- **WHAT NEEDS TO BE DONE**
Copy out every line that contains the word "style".

- **SUPPLIED MATERIAL**
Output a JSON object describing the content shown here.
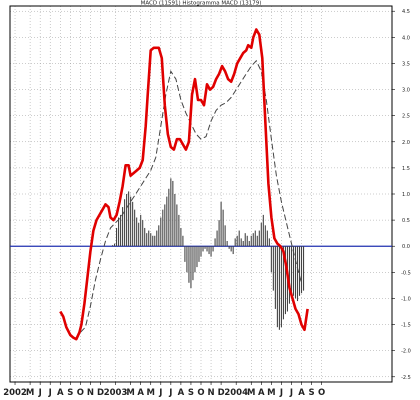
{
  "chart_data": {
    "type": "line",
    "title": "MACD (11591) Histogramma MACD (13179)",
    "y_ticks": [
      "4.5",
      "4.0",
      "3.5",
      "3.0",
      "2.5",
      "2.0",
      "1.5",
      "1.0",
      "0.5",
      "0.0",
      "-0.5",
      "-1.0",
      "-1.5",
      "-2.0",
      "-2.5"
    ],
    "y_tick_values": [
      4.5,
      4.0,
      3.5,
      3.0,
      2.5,
      2.0,
      1.5,
      1.0,
      0.5,
      0.0,
      -0.5,
      -1.0,
      -1.5,
      -2.0,
      -2.5
    ],
    "ylim": [
      -2.6,
      4.6
    ],
    "xlim": [
      0,
      38
    ],
    "x_ticks": [
      "2002",
      "M",
      "J",
      "J",
      "A",
      "S",
      "O",
      "N",
      "D",
      "2003",
      "M",
      "A",
      "M",
      "J",
      "J",
      "A",
      "S",
      "O",
      "N",
      "D",
      "2004",
      "M",
      "A",
      "M",
      "J",
      "J",
      "A",
      "S",
      "O"
    ],
    "x_tick_positions": [
      0.5,
      2,
      3,
      4,
      5,
      6,
      7,
      8,
      9,
      10.5,
      12,
      13,
      14,
      15,
      16,
      17,
      18,
      19,
      20,
      21,
      22.5,
      24,
      25,
      26,
      27,
      28,
      29,
      30,
      31
    ],
    "zero_line": 0.0,
    "colors": {
      "macd": "#e00000",
      "signal": "#444444",
      "histogram": "#444444",
      "zero": "#2030b0",
      "grid": "#999999"
    },
    "series": [
      {
        "style": "solid-thick",
        "x": [
          5.0,
          5.3,
          5.6,
          6.0,
          6.3,
          6.6,
          6.9,
          7.1,
          7.4,
          7.7,
          8.0,
          8.3,
          8.6,
          8.9,
          9.2,
          9.5,
          9.8,
          10.0,
          10.3,
          10.6,
          10.9,
          11.2,
          11.5,
          11.8,
          12.0,
          12.3,
          12.6,
          12.9,
          13.2,
          13.5,
          13.7,
          14.0,
          14.3,
          14.5,
          14.8,
          15.1,
          15.4,
          15.7,
          16.0,
          16.3,
          16.6,
          16.9,
          17.2,
          17.5,
          17.8,
          18.1,
          18.4,
          18.7,
          19.0,
          19.3,
          19.6,
          19.9,
          20.2,
          20.5,
          20.8,
          21.1,
          21.4,
          21.7,
          22.0,
          22.3,
          22.6,
          22.9,
          23.2,
          23.5,
          23.7,
          24.0,
          24.2,
          24.5,
          24.8,
          25.1,
          25.4,
          25.7,
          26.0,
          26.3,
          26.6,
          26.9,
          27.2,
          27.5,
          27.8,
          28.1,
          28.4,
          28.7,
          29.0,
          29.3,
          29.6
        ],
        "values": [
          -1.25,
          -1.35,
          -1.55,
          -1.7,
          -1.75,
          -1.78,
          -1.65,
          -1.5,
          -1.1,
          -0.6,
          -0.1,
          0.3,
          0.5,
          0.6,
          0.7,
          0.8,
          0.75,
          0.55,
          0.5,
          0.6,
          0.85,
          1.15,
          1.55,
          1.55,
          1.35,
          1.4,
          1.45,
          1.5,
          1.65,
          2.3,
          2.9,
          3.75,
          3.8,
          3.8,
          3.8,
          3.6,
          2.7,
          2.15,
          1.9,
          1.85,
          2.05,
          2.05,
          1.95,
          1.85,
          2.0,
          2.9,
          3.2,
          2.8,
          2.8,
          2.7,
          3.1,
          3.0,
          3.05,
          3.2,
          3.3,
          3.45,
          3.35,
          3.2,
          3.15,
          3.3,
          3.5,
          3.6,
          3.7,
          3.75,
          3.85,
          3.8,
          4.0,
          4.15,
          4.05,
          3.6,
          2.4,
          1.2,
          0.55,
          0.15,
          0.05,
          0.0,
          -0.1,
          -0.4,
          -0.8,
          -1.0,
          -1.2,
          -1.3,
          -1.5,
          -1.6,
          -1.2
        ]
      },
      {
        "style": "dashed",
        "x": [
          7.0,
          7.5,
          8.0,
          8.5,
          9.0,
          9.5,
          10.0,
          10.5,
          11.0,
          11.5,
          12.0,
          12.5,
          13.0,
          13.5,
          14.0,
          14.5,
          15.0,
          15.5,
          16.0,
          16.5,
          17.0,
          17.5,
          18.0,
          18.5,
          19.0,
          19.5,
          20.0,
          20.5,
          21.0,
          21.5,
          22.0,
          22.5,
          23.0,
          23.5,
          24.0,
          24.5,
          25.0,
          25.5,
          26.0,
          26.5,
          27.0,
          27.5,
          28.0,
          28.5,
          29.0
        ],
        "values": [
          -1.65,
          -1.55,
          -1.15,
          -0.65,
          -0.25,
          0.1,
          0.35,
          0.45,
          0.55,
          0.7,
          0.85,
          1.0,
          1.15,
          1.3,
          1.45,
          1.7,
          2.3,
          2.9,
          3.35,
          3.2,
          2.8,
          2.55,
          2.35,
          2.15,
          2.05,
          2.1,
          2.4,
          2.6,
          2.7,
          2.75,
          2.85,
          3.0,
          3.15,
          3.3,
          3.45,
          3.55,
          3.35,
          2.8,
          2.05,
          1.35,
          0.85,
          0.45,
          0.05,
          -0.35,
          -0.7
        ]
      },
      {
        "style": "histogram",
        "x": [
          10.2,
          10.4,
          10.6,
          10.8,
          11.0,
          11.2,
          11.4,
          11.6,
          11.8,
          12.0,
          12.2,
          12.4,
          12.6,
          12.8,
          13.0,
          13.2,
          13.4,
          13.6,
          13.8,
          14.0,
          14.2,
          14.4,
          14.6,
          14.8,
          15.0,
          15.2,
          15.4,
          15.6,
          15.8,
          16.0,
          16.2,
          16.4,
          16.6,
          16.8,
          17.0,
          17.2,
          17.4,
          17.6,
          17.8,
          18.0,
          18.2,
          18.4,
          18.6,
          18.8,
          19.0,
          19.2,
          19.4,
          19.6,
          19.8,
          20.0,
          20.2,
          20.4,
          20.6,
          20.8,
          21.0,
          21.2,
          21.4,
          21.6,
          21.8,
          22.0,
          22.2,
          22.4,
          22.6,
          22.8,
          23.0,
          23.2,
          23.4,
          23.6,
          23.8,
          24.0,
          24.2,
          24.4,
          24.6,
          24.8,
          25.0,
          25.2,
          25.4,
          25.6,
          25.8,
          26.0,
          26.2,
          26.4,
          26.6,
          26.8,
          27.0,
          27.2,
          27.4,
          27.6,
          27.8,
          28.0,
          28.2,
          28.4,
          28.6,
          28.8,
          29.0,
          29.2
        ],
        "values": [
          0.02,
          0.05,
          0.35,
          0.55,
          0.6,
          0.75,
          0.9,
          1.0,
          1.05,
          0.95,
          0.85,
          0.7,
          0.55,
          0.45,
          0.6,
          0.5,
          0.35,
          0.25,
          0.3,
          0.25,
          0.2,
          0.2,
          0.3,
          0.4,
          0.55,
          0.7,
          0.8,
          0.95,
          1.1,
          1.3,
          1.25,
          1.0,
          0.8,
          0.6,
          0.35,
          0.2,
          -0.3,
          -0.5,
          -0.7,
          -0.8,
          -0.65,
          -0.5,
          -0.4,
          -0.3,
          -0.2,
          -0.1,
          -0.05,
          -0.1,
          -0.15,
          -0.2,
          -0.1,
          0.15,
          0.3,
          0.5,
          0.85,
          0.7,
          0.4,
          0.1,
          -0.05,
          -0.1,
          -0.15,
          0.15,
          0.2,
          0.3,
          0.15,
          0.1,
          0.25,
          0.2,
          0.1,
          0.2,
          0.25,
          0.3,
          0.2,
          0.3,
          0.45,
          0.6,
          0.4,
          0.3,
          0.15,
          -0.5,
          -0.85,
          -1.2,
          -1.55,
          -1.6,
          -1.55,
          -1.4,
          -1.3,
          -1.25,
          -1.1,
          -1.0,
          -0.95,
          -1.0,
          -1.05,
          -0.95,
          -0.9,
          -0.85
        ]
      }
    ]
  }
}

- **SOLUTION FOR THIS TASK**
        "style": "solid-thick",
        "style": "dashed",
        "style": "histogram",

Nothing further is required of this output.